● **INSTRUCTIONS TO FOLLOW**
Report each line of the data that includes the word "name".

● **Extracted records**
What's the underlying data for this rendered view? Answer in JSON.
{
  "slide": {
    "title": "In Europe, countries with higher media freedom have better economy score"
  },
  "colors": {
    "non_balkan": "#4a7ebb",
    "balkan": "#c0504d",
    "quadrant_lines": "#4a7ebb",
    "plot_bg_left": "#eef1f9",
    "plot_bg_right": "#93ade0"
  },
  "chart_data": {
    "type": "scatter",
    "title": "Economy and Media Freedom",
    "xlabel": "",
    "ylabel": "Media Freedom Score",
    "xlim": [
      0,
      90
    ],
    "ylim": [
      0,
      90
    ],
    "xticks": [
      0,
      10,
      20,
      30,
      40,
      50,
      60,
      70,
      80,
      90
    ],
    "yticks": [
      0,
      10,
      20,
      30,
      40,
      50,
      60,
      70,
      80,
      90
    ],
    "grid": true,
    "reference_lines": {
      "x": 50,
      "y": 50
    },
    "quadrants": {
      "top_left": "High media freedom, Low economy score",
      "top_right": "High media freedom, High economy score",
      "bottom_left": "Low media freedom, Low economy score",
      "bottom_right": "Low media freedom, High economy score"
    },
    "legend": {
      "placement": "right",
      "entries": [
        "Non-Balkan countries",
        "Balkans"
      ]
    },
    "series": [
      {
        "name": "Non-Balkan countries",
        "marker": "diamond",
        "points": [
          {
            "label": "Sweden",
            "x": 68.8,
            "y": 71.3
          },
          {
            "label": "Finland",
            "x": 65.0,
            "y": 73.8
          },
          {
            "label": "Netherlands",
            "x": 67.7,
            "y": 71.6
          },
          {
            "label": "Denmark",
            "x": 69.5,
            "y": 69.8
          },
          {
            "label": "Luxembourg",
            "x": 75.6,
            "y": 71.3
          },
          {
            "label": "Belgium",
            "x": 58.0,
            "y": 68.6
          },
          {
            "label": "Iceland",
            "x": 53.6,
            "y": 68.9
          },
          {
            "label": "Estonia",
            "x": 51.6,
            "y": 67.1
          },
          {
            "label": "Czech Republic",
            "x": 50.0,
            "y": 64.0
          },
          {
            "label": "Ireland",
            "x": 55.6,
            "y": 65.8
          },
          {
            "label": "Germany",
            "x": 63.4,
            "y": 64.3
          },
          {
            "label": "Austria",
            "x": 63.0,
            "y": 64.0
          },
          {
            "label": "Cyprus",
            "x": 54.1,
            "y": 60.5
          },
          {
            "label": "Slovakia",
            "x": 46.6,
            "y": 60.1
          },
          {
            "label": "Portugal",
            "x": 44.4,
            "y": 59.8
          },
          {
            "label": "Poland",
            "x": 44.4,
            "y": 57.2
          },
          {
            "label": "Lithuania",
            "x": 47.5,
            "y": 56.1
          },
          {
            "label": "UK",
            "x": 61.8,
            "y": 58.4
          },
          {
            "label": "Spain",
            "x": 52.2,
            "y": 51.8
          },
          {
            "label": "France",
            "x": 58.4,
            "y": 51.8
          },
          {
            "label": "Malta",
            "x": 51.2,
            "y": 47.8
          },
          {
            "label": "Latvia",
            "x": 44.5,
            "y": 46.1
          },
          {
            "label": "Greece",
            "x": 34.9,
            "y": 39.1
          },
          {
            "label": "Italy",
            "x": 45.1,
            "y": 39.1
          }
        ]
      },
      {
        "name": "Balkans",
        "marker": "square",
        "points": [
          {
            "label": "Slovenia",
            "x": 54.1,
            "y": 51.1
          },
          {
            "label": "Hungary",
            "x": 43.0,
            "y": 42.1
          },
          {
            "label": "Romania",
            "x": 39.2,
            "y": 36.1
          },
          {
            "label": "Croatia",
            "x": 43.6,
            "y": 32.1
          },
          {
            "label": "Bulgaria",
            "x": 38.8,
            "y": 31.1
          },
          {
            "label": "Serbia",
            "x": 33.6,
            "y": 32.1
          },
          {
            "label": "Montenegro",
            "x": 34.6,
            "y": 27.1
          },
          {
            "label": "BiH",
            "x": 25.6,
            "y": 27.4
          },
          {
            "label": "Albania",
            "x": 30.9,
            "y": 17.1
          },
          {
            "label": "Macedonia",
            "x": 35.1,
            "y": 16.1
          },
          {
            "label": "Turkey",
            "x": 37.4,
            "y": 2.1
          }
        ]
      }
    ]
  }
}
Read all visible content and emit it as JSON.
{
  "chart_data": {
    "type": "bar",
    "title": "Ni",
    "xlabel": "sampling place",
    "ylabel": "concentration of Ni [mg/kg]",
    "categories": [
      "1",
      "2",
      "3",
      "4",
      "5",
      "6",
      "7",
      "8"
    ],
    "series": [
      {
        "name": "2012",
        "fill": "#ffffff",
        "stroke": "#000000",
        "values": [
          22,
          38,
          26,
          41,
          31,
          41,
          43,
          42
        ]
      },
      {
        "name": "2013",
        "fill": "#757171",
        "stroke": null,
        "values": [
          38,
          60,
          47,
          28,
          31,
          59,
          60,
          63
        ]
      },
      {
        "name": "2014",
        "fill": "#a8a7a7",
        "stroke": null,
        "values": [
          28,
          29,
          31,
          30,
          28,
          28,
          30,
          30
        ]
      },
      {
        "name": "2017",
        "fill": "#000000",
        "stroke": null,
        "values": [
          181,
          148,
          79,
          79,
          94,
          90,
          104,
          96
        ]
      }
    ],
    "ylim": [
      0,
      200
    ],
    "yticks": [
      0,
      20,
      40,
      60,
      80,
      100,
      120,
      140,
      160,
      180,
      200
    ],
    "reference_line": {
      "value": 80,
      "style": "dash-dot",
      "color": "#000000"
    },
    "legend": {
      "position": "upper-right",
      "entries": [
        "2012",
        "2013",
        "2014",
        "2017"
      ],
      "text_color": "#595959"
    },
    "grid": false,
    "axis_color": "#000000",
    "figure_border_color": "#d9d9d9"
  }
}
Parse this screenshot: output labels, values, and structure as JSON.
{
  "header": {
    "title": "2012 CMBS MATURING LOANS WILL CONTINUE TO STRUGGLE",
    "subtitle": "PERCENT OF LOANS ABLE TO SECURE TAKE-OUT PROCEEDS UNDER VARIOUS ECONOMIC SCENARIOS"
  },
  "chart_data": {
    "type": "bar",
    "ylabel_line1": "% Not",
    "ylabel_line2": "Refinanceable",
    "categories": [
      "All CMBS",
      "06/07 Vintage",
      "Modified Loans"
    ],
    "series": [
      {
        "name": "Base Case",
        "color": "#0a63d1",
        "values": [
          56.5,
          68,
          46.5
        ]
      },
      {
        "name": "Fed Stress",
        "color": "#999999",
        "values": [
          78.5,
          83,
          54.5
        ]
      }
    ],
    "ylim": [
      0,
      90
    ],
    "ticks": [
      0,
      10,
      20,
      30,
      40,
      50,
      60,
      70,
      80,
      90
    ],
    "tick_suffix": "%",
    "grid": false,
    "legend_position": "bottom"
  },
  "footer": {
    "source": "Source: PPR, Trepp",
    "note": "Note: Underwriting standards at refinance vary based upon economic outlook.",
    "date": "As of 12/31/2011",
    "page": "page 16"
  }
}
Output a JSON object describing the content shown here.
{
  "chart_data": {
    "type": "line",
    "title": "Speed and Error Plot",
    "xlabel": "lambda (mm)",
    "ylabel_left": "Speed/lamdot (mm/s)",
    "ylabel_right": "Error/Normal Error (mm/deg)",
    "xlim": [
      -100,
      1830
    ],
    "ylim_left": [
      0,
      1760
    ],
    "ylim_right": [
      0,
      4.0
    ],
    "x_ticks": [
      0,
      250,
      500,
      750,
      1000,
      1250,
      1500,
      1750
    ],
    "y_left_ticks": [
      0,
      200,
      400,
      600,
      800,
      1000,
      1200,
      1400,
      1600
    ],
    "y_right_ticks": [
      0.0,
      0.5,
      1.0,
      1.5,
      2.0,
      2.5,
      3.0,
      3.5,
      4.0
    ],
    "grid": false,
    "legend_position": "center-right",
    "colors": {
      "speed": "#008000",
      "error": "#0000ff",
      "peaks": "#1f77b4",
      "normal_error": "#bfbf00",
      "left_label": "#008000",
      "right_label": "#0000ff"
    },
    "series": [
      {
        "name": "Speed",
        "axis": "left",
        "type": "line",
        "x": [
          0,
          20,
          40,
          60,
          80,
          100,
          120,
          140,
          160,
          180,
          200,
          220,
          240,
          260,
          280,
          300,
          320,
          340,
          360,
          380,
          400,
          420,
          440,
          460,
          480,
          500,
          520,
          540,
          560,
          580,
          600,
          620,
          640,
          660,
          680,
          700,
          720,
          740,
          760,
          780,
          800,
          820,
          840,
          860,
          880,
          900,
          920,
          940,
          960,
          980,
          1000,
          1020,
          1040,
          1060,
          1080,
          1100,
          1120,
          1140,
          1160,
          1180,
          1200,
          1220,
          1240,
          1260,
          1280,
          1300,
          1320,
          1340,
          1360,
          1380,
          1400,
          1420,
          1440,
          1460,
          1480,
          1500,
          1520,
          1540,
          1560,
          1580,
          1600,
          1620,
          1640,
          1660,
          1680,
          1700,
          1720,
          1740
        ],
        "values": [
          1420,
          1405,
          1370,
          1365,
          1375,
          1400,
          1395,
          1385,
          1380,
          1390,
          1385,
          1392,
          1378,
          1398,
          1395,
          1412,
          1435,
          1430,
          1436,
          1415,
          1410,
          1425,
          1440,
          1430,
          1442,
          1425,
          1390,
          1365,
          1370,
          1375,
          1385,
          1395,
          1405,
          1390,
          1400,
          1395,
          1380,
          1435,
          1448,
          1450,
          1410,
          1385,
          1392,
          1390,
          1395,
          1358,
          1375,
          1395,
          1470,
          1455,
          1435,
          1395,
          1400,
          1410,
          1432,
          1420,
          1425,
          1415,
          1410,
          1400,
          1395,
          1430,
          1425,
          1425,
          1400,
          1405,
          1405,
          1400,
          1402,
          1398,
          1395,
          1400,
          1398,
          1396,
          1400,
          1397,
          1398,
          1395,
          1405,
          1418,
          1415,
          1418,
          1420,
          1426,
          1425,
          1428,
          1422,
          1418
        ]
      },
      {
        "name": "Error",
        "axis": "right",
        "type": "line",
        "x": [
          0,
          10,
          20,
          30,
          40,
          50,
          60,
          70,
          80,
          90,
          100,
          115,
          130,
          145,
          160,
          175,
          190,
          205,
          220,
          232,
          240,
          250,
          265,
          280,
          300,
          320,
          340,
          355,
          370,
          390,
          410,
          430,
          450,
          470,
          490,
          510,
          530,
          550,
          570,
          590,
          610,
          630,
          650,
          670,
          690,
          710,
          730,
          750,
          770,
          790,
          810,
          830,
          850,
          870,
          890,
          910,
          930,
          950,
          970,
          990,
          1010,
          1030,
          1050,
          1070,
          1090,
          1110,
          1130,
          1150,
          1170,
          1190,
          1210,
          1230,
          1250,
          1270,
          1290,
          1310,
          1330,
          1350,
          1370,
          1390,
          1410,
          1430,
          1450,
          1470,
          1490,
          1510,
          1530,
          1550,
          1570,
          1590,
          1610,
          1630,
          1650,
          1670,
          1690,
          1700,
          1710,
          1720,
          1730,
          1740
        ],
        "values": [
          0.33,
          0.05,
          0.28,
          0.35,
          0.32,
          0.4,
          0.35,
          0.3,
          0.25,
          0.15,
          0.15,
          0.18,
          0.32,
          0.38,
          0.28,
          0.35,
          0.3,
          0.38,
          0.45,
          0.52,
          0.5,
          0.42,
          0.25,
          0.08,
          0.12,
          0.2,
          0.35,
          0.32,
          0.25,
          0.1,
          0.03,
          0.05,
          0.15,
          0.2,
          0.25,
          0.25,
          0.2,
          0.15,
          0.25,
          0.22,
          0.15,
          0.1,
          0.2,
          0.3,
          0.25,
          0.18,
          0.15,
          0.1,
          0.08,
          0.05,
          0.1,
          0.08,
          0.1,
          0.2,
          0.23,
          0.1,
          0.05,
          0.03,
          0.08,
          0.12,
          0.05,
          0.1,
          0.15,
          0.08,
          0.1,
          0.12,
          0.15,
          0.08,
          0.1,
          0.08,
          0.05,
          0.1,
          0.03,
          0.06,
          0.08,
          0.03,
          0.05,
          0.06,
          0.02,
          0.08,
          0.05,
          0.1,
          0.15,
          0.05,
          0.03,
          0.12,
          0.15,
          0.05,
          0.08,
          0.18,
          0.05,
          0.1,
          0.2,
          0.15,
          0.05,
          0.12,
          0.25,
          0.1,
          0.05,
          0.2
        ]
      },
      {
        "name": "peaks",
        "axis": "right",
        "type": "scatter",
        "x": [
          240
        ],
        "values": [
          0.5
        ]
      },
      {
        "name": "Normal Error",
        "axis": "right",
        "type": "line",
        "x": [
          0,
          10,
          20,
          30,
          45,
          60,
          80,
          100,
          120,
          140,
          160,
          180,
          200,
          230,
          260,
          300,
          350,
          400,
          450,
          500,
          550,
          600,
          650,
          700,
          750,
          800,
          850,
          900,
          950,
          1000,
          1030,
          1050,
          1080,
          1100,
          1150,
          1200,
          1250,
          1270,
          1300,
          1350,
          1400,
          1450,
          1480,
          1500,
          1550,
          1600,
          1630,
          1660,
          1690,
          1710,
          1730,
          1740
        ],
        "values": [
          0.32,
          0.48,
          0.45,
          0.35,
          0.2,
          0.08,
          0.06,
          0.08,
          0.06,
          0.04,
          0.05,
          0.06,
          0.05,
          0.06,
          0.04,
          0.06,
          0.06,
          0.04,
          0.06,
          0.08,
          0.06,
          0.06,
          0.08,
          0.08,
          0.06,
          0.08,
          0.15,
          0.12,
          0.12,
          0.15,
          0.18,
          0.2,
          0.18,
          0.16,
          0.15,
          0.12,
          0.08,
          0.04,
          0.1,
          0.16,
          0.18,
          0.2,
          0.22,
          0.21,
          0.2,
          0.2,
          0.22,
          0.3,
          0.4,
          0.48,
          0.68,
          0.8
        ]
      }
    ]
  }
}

● **EXPECTED ANSWER**
        "name": "Non-Balkan countries",
        "name": "Balkans",
        "name": "2012",
        "name": "2013",
        "name": "2014",
        "name": "2017",
        "name": "Base Case",
        "name": "Fed Stress",
        "name": "Speed",
        "name": "Error",
        "name": "peaks",
        "name": "Normal Error",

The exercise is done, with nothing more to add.